● **YOUR OBJECTIVE**
Take from the listing each line that has the string "this".

(Extracted data entries)
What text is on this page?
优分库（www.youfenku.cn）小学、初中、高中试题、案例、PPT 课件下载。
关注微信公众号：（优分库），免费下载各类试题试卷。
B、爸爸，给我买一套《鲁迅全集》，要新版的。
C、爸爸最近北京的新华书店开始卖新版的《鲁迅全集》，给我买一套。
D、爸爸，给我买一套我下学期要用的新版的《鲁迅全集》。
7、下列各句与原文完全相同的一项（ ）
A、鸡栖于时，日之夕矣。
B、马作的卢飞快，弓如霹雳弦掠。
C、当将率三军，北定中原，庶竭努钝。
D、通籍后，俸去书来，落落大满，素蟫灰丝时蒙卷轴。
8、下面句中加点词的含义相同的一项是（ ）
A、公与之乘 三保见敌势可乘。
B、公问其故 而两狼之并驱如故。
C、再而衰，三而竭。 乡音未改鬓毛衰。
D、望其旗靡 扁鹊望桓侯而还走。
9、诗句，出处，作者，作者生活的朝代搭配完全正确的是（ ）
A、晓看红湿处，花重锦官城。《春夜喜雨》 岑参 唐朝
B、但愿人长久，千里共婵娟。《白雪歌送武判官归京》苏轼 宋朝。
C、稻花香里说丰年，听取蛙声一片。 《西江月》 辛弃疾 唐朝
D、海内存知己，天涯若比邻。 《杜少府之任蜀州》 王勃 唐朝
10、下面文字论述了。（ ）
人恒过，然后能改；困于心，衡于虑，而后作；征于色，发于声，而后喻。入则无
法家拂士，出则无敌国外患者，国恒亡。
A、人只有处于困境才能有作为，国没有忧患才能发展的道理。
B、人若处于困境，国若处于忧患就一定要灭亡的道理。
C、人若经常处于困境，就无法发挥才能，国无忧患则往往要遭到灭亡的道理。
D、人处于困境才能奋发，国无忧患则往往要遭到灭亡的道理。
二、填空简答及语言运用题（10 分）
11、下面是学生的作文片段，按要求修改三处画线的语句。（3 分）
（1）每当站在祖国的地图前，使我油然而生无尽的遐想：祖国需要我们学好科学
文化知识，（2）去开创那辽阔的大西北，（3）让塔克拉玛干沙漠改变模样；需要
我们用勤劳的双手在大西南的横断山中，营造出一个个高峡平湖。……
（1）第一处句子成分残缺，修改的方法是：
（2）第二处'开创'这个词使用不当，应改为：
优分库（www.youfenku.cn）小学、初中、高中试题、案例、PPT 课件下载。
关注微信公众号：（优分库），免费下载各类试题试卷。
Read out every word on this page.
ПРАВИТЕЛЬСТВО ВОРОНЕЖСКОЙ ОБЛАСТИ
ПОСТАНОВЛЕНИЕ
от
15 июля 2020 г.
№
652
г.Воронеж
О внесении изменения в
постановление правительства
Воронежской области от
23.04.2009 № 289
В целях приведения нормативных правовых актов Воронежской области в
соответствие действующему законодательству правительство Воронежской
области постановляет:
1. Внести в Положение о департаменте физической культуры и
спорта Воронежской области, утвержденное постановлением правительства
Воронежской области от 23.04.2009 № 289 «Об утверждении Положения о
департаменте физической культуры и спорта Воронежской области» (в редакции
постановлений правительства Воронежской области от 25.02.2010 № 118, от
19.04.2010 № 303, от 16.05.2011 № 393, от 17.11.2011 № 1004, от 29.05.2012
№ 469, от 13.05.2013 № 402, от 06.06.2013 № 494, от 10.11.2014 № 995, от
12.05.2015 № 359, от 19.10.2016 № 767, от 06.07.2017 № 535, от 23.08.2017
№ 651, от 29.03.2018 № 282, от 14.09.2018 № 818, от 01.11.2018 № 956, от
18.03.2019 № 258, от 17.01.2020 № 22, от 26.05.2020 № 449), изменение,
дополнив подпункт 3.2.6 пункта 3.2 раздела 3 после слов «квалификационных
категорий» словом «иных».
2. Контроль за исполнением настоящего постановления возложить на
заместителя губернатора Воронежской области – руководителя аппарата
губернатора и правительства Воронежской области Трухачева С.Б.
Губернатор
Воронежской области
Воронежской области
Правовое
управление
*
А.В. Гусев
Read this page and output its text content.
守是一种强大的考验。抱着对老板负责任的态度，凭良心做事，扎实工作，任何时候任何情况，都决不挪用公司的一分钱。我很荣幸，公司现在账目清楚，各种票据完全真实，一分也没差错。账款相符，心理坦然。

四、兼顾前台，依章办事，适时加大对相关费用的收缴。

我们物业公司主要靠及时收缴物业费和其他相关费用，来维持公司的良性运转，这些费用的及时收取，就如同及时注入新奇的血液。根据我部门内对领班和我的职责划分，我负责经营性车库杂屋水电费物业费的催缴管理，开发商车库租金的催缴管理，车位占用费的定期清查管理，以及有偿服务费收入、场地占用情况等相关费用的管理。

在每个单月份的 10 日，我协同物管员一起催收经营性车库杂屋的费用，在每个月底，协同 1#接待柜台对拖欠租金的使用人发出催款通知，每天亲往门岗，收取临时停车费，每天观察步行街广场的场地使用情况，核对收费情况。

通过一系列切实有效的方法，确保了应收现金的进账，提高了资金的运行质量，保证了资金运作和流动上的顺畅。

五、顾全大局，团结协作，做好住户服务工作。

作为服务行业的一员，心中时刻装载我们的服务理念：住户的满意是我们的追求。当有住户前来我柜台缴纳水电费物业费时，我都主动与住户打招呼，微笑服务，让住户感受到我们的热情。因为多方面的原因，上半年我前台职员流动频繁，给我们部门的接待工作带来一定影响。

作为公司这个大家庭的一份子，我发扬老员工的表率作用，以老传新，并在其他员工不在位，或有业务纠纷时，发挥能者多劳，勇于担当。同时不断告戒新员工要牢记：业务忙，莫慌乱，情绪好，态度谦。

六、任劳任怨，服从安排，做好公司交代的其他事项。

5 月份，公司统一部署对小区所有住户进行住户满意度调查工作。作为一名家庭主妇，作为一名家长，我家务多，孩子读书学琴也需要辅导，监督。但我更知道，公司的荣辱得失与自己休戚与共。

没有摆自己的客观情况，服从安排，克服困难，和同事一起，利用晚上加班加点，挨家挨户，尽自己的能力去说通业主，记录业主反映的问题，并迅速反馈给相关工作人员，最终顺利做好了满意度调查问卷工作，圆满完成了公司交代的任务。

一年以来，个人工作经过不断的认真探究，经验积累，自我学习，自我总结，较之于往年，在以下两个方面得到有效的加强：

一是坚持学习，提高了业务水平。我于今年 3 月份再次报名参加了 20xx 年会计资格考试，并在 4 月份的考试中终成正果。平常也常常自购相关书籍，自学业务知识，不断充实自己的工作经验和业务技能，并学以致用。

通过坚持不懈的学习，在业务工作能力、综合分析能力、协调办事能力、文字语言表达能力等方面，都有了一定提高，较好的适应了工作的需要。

● **FULL SOLUTION**
What text is on this page?
Read out every word on this page.
Read this page and output its text content.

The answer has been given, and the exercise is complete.